**Task objective**:
Return all lines from the listing below in which the string "Agency" occurs.

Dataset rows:
* Begin *
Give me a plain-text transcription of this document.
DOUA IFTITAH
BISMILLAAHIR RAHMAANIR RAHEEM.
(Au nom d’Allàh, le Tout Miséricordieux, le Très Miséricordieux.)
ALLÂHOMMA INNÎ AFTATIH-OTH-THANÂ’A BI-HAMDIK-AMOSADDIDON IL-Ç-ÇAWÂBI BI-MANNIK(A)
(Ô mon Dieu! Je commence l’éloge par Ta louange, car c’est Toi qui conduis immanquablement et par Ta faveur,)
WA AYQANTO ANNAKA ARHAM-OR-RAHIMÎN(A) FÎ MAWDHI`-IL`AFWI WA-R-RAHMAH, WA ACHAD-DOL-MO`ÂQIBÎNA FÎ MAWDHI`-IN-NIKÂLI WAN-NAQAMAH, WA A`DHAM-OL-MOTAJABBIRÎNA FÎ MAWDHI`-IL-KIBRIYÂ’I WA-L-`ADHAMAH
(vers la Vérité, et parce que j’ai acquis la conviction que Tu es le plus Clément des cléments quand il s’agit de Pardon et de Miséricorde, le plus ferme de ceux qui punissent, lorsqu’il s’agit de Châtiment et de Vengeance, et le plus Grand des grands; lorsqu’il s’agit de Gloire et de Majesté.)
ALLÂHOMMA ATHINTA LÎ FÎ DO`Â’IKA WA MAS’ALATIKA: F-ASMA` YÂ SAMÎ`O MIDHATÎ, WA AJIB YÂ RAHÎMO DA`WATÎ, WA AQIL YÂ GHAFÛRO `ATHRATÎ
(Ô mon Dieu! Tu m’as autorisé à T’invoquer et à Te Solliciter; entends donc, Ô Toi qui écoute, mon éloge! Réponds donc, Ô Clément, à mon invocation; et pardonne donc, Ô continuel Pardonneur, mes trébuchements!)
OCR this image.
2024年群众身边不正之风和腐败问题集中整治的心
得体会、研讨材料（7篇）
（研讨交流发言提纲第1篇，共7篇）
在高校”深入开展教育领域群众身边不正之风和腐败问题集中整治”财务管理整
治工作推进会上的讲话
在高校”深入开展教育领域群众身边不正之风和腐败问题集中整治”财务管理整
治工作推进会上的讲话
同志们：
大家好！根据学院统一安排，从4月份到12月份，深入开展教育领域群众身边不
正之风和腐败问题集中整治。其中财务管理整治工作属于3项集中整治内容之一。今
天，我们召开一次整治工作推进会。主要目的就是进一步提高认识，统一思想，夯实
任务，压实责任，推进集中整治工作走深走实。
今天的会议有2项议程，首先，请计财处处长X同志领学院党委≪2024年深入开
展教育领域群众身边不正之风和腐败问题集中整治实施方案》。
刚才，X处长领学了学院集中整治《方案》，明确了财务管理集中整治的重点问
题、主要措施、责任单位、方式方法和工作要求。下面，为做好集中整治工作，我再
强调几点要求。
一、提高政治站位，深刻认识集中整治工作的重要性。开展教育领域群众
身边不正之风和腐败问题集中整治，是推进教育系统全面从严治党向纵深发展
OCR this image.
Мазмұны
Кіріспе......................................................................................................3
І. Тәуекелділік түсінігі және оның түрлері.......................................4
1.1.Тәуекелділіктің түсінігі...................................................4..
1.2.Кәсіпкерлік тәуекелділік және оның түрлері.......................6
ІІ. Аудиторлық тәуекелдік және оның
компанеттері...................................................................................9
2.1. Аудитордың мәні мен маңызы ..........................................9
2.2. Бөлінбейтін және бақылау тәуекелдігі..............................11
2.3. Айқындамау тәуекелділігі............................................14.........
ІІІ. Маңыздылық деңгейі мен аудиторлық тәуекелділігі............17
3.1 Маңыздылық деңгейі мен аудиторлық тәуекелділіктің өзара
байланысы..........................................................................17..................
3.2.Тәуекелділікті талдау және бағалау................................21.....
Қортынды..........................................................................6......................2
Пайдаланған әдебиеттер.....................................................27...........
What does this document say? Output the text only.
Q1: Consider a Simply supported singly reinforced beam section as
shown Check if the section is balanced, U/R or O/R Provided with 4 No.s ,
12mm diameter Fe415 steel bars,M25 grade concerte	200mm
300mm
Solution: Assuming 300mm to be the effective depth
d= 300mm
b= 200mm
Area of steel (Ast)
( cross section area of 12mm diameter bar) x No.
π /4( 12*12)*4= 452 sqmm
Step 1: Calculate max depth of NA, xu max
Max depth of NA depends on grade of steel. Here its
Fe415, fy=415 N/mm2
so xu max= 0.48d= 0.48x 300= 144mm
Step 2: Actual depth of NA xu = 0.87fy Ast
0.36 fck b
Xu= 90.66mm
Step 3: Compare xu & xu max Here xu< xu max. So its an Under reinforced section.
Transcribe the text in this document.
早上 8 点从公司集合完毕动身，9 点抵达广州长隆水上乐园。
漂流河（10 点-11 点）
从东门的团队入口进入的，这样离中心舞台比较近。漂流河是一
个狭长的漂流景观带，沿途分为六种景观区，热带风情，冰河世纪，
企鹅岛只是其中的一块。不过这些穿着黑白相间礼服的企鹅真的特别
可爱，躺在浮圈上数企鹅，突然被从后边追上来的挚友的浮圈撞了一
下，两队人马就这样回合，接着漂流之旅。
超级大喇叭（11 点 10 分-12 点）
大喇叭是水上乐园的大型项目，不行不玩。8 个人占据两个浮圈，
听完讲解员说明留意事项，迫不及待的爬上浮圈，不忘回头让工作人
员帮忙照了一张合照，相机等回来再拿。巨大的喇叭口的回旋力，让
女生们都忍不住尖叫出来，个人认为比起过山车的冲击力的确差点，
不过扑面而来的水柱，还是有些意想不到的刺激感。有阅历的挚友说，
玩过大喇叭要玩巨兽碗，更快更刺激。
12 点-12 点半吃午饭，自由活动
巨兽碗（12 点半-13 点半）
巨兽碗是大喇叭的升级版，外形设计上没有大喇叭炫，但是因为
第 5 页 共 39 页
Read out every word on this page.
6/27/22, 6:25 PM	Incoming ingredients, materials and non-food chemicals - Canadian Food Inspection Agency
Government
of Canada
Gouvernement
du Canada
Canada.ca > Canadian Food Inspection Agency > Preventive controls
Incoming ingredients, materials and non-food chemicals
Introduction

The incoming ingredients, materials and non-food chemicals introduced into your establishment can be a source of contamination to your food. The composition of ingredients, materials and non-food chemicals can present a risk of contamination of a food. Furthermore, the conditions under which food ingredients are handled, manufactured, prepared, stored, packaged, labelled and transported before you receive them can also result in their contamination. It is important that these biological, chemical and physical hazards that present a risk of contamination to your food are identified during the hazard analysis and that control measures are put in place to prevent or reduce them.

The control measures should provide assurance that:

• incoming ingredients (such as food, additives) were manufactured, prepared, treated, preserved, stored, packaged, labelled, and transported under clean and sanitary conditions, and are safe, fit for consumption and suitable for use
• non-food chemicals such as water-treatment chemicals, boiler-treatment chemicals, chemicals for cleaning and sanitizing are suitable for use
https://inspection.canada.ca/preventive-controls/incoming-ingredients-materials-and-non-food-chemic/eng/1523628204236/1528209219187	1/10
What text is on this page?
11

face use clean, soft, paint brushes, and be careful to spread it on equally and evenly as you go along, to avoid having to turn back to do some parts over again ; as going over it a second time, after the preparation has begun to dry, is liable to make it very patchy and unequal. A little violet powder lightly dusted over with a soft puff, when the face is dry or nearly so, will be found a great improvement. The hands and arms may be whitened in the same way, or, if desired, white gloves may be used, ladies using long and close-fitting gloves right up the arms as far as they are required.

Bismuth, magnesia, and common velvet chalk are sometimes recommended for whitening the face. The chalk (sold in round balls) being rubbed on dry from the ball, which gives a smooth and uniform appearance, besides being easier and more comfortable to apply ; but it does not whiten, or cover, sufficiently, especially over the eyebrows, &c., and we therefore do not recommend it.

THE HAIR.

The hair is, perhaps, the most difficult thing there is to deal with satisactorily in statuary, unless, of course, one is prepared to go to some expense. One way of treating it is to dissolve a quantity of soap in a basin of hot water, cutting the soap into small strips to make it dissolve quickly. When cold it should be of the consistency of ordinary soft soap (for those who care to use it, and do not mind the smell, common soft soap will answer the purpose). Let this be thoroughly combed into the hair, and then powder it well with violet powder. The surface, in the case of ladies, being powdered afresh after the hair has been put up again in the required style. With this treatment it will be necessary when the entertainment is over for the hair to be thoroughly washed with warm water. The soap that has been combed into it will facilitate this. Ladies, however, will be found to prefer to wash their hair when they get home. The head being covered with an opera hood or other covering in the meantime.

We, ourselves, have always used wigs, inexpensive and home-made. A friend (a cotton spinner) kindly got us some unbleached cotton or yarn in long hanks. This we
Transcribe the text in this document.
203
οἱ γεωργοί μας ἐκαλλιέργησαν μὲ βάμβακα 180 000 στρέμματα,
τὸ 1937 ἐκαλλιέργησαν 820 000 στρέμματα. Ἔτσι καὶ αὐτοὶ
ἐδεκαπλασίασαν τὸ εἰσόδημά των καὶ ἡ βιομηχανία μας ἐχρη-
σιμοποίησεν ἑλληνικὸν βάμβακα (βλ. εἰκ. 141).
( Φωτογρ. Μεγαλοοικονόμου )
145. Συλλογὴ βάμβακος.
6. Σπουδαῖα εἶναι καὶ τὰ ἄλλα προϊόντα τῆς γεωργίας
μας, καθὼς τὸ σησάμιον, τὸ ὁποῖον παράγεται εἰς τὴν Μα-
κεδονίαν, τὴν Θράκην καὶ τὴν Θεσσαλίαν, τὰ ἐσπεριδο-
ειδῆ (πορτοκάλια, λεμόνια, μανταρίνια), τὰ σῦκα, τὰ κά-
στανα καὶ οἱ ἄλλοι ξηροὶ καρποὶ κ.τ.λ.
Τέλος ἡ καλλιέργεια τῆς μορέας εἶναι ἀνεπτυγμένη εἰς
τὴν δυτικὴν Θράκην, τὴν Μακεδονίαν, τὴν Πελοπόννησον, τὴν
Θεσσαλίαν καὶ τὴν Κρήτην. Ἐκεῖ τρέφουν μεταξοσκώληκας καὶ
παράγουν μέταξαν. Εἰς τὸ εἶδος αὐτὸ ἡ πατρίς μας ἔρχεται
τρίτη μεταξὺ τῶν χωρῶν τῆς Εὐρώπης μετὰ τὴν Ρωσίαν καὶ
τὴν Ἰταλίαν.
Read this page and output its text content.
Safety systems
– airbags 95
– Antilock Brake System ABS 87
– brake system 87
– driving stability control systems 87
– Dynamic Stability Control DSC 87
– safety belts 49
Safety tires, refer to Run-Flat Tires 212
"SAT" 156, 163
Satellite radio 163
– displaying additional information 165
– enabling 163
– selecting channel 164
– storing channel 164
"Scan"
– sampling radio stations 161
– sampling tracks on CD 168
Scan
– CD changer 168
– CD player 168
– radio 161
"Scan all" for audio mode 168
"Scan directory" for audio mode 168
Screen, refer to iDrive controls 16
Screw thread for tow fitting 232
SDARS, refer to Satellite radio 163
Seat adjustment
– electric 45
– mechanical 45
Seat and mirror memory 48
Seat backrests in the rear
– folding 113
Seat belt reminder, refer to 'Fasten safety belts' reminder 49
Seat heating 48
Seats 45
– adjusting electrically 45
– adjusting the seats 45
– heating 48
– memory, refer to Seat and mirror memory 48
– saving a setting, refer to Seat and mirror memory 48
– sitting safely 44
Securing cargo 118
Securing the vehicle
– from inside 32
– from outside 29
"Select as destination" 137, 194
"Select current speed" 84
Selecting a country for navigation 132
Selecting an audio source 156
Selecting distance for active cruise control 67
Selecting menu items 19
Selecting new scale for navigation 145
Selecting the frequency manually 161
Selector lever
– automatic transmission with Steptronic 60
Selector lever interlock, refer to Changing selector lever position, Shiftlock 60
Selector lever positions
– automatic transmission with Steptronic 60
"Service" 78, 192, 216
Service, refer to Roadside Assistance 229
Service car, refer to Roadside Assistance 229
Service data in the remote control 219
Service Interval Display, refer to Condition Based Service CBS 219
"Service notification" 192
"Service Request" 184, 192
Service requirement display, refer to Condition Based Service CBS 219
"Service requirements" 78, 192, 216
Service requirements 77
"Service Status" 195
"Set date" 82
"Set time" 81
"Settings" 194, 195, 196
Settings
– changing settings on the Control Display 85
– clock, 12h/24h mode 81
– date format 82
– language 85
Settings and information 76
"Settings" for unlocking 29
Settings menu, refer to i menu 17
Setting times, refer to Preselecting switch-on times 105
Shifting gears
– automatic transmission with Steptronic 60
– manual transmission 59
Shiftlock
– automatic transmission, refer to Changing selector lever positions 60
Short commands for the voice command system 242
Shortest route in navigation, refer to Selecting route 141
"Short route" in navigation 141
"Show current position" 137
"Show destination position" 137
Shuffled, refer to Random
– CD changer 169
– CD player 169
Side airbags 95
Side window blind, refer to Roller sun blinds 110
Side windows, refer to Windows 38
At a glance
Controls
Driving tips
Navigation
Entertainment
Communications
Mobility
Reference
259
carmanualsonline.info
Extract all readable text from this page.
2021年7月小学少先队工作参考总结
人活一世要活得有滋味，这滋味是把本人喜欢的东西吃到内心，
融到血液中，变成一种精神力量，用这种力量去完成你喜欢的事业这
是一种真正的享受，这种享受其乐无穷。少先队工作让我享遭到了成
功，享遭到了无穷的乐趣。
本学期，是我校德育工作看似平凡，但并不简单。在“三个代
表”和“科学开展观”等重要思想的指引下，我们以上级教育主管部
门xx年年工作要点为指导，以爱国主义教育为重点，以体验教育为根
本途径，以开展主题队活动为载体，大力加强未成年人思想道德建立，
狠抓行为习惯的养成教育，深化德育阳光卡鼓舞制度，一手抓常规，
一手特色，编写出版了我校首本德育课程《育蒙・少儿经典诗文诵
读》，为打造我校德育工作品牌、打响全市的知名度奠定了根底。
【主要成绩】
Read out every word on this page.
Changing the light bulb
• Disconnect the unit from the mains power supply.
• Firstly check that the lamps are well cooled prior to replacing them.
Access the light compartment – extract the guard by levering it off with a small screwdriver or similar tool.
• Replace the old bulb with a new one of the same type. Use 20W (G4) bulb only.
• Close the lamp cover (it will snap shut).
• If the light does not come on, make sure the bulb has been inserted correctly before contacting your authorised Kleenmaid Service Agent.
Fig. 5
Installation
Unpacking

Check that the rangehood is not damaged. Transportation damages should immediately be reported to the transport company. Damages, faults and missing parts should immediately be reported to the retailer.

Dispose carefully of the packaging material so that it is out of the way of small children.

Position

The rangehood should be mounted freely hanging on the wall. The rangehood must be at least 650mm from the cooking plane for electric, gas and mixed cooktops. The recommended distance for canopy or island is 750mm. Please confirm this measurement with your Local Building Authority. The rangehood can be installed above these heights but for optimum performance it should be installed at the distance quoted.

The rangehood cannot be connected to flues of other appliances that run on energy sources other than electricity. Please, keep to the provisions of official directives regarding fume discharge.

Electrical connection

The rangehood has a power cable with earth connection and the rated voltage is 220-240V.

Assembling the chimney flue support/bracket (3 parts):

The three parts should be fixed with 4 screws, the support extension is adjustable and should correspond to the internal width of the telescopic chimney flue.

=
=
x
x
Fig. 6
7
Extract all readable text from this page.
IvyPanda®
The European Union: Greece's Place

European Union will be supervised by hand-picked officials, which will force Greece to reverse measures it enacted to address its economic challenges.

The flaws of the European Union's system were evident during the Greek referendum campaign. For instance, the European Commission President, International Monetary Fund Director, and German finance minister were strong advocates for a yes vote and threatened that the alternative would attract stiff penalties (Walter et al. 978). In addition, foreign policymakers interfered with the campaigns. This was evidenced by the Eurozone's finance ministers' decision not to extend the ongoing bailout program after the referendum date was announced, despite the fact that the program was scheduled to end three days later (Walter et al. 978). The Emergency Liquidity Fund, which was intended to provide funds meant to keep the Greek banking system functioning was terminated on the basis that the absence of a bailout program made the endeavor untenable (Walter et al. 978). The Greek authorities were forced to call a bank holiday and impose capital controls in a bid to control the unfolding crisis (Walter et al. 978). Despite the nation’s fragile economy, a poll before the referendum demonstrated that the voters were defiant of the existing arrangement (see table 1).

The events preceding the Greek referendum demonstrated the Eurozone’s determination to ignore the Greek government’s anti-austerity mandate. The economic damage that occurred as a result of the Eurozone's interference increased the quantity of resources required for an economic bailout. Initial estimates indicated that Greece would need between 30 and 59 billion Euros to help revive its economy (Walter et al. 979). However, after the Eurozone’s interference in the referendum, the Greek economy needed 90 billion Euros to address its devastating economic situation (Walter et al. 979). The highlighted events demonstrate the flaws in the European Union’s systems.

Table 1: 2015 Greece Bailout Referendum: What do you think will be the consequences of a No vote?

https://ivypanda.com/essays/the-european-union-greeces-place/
* End *
**Answer in full**:
6/27/22, 6:25 PM	Incoming ingredients, materials and non-food chemicals - Canadian Food Inspection Agency
Canada.ca > Canadian Food Inspection Agency > Preventive controls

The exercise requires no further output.